• Dataset entries on figures:
┌────────

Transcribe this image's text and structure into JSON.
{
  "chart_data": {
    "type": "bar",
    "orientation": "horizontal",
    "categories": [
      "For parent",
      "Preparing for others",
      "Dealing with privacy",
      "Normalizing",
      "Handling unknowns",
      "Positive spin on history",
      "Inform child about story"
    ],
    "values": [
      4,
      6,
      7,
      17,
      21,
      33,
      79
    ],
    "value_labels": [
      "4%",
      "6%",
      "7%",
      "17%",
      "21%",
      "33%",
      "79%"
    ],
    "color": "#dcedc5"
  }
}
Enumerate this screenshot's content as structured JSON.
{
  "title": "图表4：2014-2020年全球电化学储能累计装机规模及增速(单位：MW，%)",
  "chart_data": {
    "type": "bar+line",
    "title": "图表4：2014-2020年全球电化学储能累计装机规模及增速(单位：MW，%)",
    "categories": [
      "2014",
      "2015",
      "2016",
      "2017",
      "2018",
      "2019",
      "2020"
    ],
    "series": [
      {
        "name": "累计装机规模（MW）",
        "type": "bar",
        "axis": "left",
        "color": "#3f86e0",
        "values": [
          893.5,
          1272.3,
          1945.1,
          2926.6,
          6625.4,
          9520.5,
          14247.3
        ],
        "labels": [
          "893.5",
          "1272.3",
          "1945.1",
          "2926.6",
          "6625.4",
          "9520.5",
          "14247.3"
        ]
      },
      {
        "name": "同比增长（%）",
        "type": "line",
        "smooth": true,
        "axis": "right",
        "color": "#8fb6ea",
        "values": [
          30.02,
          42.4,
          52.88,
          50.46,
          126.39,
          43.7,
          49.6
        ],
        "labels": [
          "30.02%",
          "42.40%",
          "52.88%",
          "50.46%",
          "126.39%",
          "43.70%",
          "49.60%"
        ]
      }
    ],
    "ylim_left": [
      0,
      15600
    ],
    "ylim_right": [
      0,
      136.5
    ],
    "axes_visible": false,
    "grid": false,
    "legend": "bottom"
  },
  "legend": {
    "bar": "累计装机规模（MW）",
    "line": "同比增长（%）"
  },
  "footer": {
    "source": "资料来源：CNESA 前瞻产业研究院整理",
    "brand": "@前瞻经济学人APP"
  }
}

└────────

• Set problem: Looking at the data above, how many lines hold the word "JSON"? Respond with the number alone.

• Solution for this task: 2